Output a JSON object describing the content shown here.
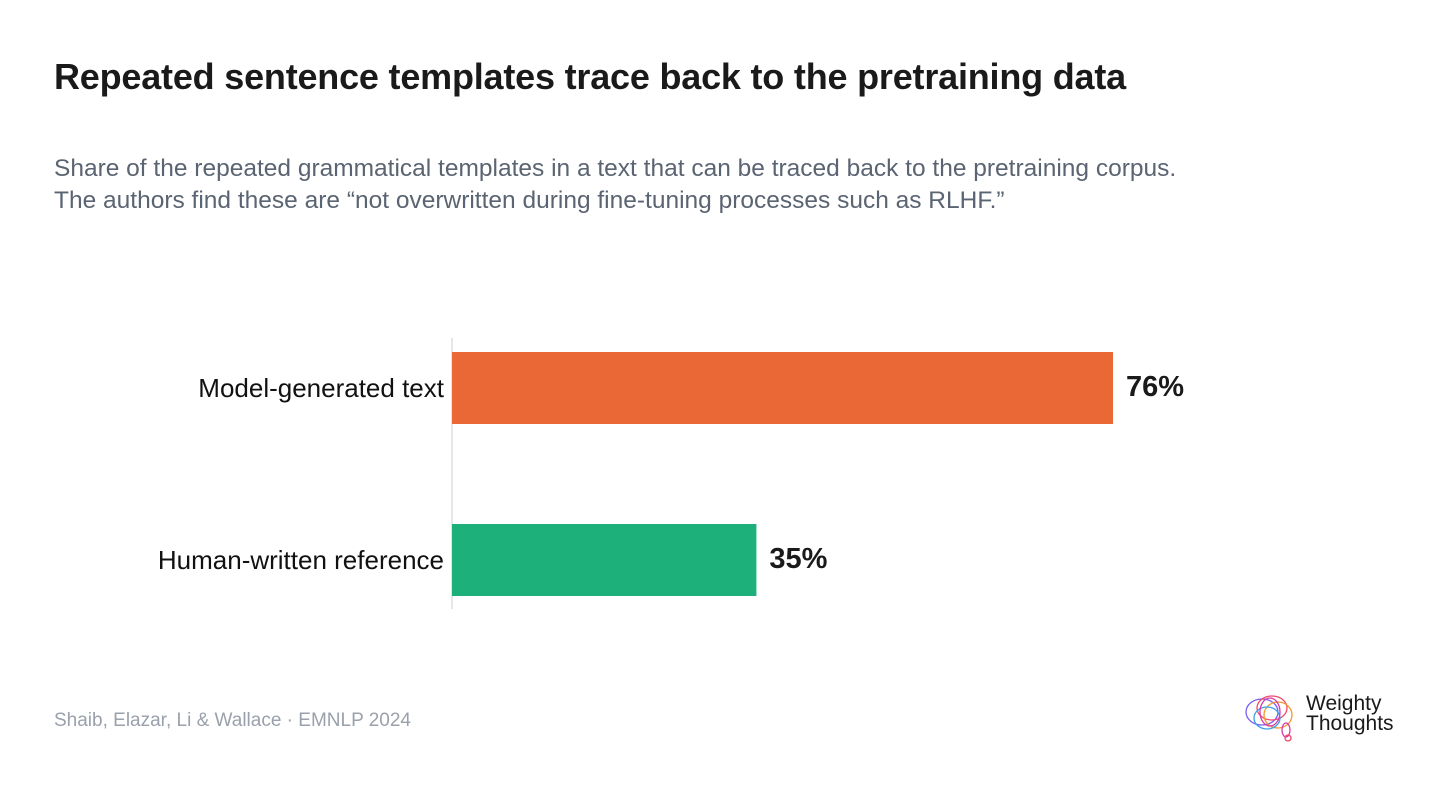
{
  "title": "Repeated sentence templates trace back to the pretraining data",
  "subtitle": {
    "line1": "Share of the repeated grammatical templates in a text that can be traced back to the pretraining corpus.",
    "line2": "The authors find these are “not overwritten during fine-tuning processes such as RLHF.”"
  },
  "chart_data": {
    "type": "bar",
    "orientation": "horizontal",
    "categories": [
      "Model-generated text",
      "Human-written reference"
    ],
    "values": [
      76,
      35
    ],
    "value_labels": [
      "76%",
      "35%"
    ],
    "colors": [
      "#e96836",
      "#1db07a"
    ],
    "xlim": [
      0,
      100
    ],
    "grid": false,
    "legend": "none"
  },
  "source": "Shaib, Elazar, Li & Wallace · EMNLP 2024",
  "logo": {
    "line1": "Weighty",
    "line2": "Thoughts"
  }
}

········

Work required | Go over the records above line by line and count those holding the word "back". Reply only with the number.

Correct result | 2